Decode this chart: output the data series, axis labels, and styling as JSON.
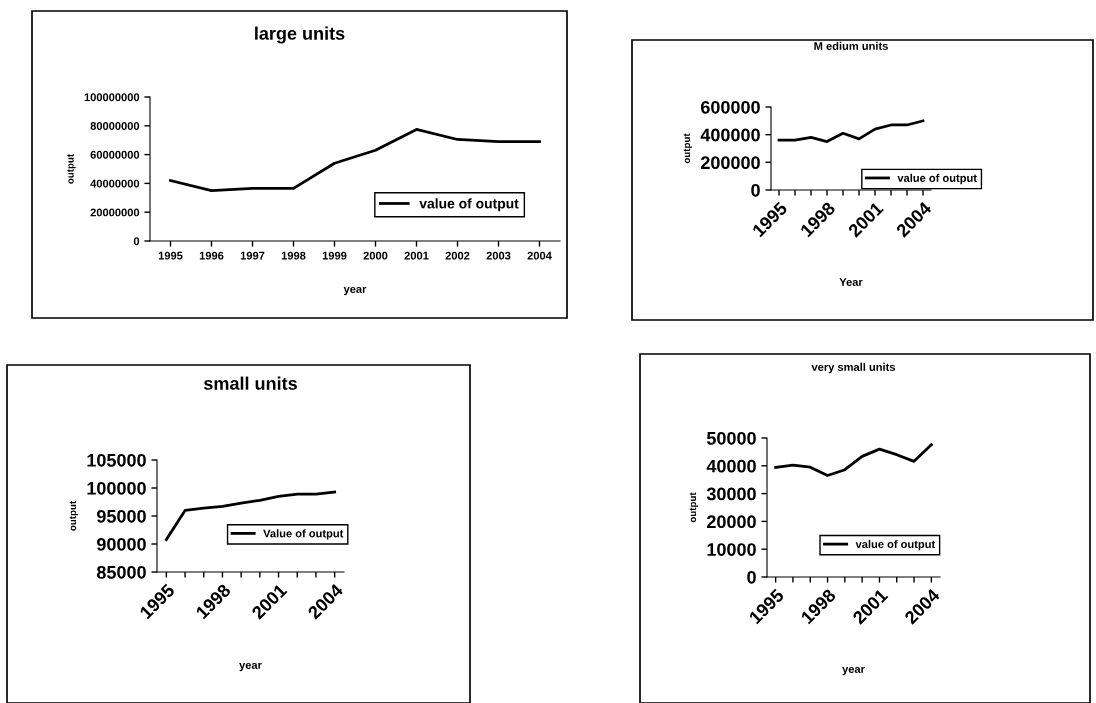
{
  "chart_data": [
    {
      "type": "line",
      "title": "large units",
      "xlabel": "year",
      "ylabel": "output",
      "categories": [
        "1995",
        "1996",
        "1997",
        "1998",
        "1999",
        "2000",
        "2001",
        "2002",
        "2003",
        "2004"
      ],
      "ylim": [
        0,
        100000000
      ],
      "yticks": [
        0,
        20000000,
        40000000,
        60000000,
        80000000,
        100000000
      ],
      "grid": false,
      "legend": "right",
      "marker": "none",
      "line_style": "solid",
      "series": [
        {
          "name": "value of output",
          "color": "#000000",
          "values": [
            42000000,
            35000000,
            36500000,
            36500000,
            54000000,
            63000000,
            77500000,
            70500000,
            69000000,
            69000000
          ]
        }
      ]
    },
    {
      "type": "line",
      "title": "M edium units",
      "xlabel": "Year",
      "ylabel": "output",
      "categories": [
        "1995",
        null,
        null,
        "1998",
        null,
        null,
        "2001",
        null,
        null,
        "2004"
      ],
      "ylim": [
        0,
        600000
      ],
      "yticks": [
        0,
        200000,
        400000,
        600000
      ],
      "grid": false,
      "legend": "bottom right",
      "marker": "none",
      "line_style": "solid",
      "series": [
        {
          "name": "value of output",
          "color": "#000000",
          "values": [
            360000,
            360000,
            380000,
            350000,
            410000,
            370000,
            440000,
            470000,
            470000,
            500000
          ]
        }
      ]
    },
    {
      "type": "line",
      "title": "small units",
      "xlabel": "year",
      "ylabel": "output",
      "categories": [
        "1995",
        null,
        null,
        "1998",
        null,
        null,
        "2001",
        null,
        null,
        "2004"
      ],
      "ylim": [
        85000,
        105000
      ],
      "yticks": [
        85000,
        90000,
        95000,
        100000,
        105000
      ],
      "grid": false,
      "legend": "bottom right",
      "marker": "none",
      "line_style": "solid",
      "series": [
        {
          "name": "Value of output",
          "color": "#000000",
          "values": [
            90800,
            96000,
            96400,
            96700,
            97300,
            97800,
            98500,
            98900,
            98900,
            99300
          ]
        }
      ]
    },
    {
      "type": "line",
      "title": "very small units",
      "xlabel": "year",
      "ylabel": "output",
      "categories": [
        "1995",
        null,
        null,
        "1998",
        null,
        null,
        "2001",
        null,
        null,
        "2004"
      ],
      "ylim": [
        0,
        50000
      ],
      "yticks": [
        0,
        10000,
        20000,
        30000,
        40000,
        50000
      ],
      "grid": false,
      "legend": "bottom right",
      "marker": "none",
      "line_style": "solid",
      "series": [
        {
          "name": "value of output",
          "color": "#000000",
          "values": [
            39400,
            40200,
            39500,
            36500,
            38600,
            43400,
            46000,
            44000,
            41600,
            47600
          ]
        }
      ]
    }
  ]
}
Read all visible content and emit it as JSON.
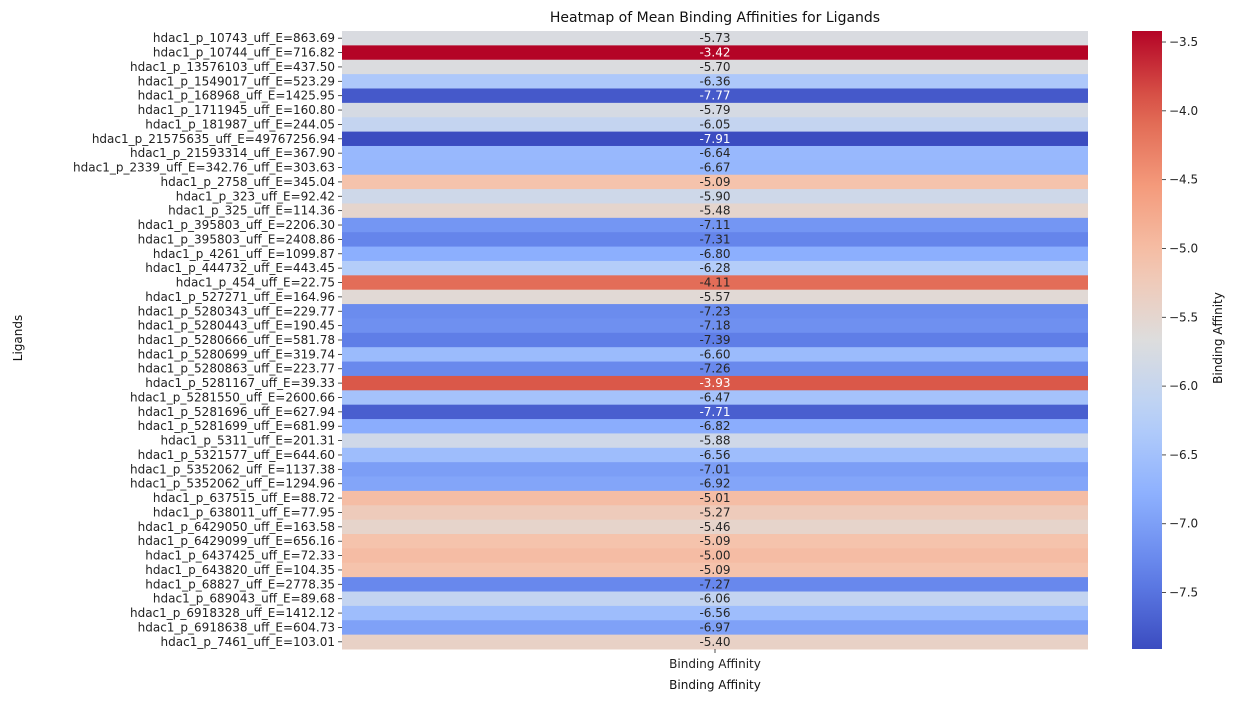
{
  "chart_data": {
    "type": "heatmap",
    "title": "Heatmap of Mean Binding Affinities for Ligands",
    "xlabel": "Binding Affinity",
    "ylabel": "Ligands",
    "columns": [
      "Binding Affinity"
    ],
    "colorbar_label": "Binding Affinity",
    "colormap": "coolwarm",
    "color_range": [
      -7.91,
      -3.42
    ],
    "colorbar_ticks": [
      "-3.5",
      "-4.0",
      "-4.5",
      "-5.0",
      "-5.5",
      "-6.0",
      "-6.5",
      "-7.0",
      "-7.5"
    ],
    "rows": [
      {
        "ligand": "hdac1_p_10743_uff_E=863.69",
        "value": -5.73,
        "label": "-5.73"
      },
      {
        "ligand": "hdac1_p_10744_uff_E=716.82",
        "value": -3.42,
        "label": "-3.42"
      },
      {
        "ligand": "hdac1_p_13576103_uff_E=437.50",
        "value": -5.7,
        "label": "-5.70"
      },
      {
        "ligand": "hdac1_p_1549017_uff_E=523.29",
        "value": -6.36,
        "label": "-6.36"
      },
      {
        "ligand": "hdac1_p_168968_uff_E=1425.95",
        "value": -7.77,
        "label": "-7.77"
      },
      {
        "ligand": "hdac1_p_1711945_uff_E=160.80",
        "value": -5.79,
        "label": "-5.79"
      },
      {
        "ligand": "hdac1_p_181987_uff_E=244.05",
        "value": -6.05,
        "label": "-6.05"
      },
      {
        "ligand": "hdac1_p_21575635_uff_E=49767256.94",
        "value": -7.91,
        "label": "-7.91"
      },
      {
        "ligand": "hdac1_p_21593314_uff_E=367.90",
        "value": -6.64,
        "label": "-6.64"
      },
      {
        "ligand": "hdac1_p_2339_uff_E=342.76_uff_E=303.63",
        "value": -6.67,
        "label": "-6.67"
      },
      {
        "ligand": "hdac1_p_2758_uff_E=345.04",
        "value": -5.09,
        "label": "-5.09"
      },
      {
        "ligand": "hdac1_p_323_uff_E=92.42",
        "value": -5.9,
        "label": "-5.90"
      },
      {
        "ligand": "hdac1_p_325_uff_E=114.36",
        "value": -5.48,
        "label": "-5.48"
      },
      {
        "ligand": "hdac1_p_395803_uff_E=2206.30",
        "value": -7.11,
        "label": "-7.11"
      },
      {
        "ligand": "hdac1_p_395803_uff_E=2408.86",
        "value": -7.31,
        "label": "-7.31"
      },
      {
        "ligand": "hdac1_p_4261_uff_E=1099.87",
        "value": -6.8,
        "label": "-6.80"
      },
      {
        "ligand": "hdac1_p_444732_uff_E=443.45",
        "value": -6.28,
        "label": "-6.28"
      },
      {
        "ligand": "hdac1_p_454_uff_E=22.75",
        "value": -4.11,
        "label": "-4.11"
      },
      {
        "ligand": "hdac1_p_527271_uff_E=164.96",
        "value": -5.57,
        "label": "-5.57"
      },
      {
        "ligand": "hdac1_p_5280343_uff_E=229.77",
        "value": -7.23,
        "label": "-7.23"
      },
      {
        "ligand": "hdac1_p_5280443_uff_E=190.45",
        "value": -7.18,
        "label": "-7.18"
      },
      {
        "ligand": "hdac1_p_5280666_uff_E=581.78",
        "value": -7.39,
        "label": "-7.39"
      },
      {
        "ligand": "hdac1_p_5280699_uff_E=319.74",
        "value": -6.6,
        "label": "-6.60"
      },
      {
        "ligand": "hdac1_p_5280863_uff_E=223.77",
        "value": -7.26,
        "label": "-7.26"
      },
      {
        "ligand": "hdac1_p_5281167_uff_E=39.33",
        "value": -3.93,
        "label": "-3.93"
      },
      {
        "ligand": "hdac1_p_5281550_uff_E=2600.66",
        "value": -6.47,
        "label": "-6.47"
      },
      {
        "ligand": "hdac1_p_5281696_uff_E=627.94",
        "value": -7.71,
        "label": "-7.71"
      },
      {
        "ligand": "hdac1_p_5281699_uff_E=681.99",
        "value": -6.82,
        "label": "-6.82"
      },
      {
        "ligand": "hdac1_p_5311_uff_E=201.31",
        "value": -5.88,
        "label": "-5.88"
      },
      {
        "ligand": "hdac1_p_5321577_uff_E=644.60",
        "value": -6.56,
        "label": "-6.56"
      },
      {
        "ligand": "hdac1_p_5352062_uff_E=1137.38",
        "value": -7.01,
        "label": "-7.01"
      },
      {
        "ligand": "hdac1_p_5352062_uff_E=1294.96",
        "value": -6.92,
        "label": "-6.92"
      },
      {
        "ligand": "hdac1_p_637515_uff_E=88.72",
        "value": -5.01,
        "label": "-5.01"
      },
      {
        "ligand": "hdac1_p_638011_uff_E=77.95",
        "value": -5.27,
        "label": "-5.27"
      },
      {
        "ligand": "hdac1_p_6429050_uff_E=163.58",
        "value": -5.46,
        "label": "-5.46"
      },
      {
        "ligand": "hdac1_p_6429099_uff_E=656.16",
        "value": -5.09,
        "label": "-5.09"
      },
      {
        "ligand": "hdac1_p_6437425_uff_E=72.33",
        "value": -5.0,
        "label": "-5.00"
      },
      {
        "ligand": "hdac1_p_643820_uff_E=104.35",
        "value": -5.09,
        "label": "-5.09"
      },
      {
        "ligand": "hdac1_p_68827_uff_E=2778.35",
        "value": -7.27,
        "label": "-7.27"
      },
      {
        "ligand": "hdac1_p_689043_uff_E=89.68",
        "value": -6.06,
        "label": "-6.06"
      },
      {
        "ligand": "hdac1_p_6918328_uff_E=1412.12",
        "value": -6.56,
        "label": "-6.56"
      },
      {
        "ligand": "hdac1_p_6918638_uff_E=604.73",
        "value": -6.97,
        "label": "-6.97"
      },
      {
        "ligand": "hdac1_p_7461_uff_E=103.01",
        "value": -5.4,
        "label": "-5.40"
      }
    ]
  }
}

····················

Prompt → Search the listing above for the string "JSON". Copy every line that contains it.

The response →
Decode this chart: output the data series, axis labels, and styling as JSON.
Read all visible content and emit it as JSON.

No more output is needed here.